DO THIS:
Output the lines of the entries below beginning at the one with "Read out every word on this page." and ending with the last, exactly as written and without pictures.

RECORDS PROVIDED:

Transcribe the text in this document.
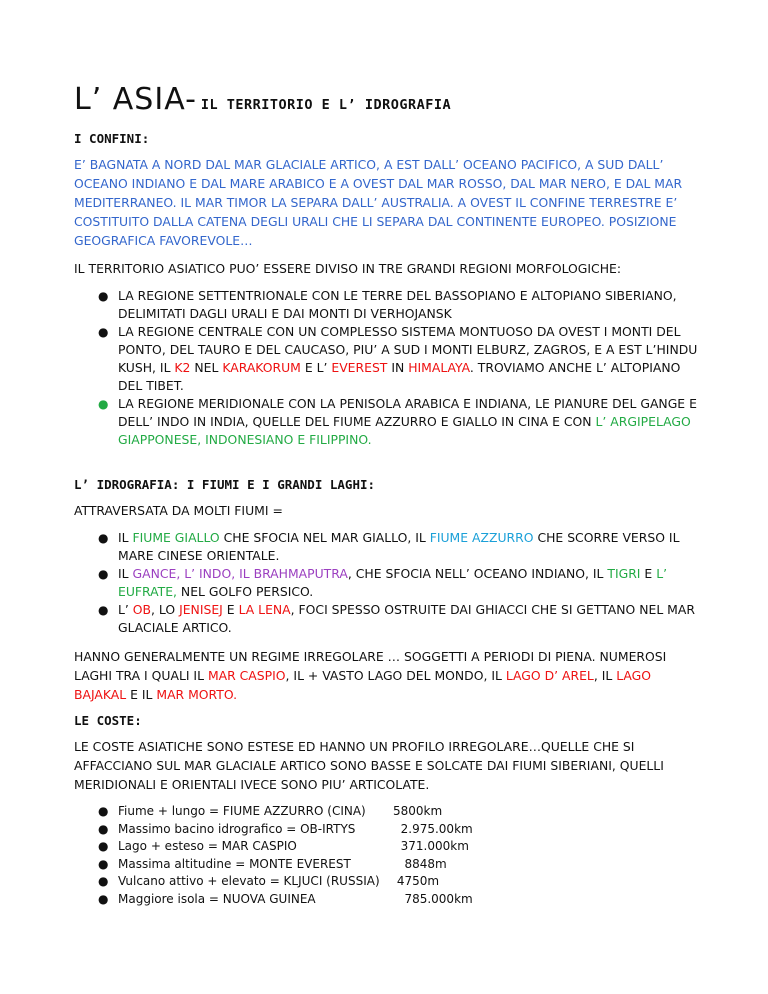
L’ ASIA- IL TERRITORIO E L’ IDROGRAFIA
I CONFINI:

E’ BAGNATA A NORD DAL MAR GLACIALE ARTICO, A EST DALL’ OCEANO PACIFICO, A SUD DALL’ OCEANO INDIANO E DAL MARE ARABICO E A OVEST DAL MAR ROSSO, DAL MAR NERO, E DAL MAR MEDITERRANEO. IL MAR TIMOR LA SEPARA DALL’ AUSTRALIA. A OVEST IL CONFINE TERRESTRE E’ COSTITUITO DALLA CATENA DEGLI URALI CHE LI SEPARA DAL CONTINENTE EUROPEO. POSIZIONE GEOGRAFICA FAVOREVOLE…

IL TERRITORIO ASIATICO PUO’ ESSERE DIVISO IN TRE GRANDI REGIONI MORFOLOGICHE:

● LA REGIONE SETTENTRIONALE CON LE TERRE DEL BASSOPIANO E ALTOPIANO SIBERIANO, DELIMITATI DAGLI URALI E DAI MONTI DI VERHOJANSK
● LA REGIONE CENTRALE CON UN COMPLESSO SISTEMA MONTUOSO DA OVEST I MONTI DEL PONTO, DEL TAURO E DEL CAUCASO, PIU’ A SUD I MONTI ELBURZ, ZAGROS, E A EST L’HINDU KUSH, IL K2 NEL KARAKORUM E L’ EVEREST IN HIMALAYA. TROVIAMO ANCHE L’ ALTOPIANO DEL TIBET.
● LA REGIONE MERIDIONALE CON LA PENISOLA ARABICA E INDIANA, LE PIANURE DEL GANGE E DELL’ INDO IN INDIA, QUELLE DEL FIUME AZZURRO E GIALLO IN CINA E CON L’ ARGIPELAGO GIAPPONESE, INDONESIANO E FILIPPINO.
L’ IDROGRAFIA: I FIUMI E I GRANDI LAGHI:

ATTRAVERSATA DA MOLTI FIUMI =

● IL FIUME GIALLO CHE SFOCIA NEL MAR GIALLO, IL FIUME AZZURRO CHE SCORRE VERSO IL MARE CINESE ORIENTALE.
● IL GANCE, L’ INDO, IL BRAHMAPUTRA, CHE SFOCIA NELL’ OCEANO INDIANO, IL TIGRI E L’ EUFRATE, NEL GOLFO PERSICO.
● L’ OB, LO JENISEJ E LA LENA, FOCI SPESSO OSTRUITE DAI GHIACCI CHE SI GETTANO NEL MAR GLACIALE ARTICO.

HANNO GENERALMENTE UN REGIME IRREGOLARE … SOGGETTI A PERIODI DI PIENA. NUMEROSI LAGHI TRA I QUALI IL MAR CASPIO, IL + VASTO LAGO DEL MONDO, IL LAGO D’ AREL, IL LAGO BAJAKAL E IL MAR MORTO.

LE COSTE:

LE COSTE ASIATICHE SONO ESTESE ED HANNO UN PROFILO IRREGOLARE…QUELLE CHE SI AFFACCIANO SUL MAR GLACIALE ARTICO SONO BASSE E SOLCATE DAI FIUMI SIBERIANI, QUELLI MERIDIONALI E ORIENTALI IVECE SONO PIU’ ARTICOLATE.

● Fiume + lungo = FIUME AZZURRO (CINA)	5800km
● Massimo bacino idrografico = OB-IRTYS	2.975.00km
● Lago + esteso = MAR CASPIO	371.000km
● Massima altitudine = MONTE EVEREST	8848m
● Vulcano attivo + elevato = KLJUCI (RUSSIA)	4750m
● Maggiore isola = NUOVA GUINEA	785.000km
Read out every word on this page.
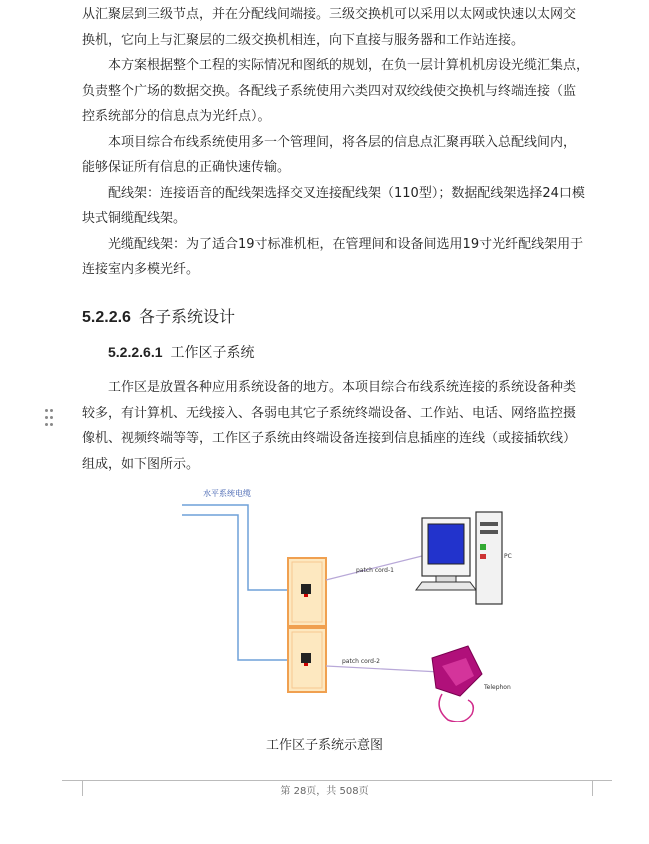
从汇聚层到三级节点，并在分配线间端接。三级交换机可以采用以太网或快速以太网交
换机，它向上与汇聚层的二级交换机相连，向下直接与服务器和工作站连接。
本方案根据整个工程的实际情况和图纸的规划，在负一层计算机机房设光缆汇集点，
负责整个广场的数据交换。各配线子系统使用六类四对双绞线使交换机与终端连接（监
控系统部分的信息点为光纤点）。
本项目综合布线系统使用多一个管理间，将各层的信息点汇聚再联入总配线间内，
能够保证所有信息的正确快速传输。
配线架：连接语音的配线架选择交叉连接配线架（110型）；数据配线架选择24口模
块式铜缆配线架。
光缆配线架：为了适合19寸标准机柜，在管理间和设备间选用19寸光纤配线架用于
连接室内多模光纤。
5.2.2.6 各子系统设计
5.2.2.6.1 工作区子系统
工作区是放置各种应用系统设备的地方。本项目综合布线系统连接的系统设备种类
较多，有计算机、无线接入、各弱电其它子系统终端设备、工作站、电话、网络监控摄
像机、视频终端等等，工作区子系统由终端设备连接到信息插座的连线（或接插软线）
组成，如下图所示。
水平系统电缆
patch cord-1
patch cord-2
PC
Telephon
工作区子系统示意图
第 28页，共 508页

ANSWER FOR THIS EXERCISE:
Read out every word on this page.
从汇聚层到三级节点，并在分配线间端接。三级交换机可以采用以太网或快速以太网交
换机，它向上与汇聚层的二级交换机相连，向下直接与服务器和工作站连接。
本方案根据整个工程的实际情况和图纸的规划，在负一层计算机机房设光缆汇集点，
负责整个广场的数据交换。各配线子系统使用六类四对双绞线使交换机与终端连接（监
控系统部分的信息点为光纤点）。
本项目综合布线系统使用多一个管理间，将各层的信息点汇聚再联入总配线间内，
能够保证所有信息的正确快速传输。
配线架：连接语音的配线架选择交叉连接配线架（110型）；数据配线架选择24口模
块式铜缆配线架。
光缆配线架：为了适合19寸标准机柜，在管理间和设备间选用19寸光纤配线架用于
连接室内多模光纤。
5.2.2.6 各子系统设计
5.2.2.6.1 工作区子系统
工作区是放置各种应用系统设备的地方。本项目综合布线系统连接的系统设备种类
较多，有计算机、无线接入、各弱电其它子系统终端设备、工作站、电话、网络监控摄
像机、视频终端等等，工作区子系统由终端设备连接到信息插座的连线（或接插软线）
组成，如下图所示。
水平系统电缆
patch cord-1
patch cord-2
PC
Telephon
工作区子系统示意图
第 28页，共 508页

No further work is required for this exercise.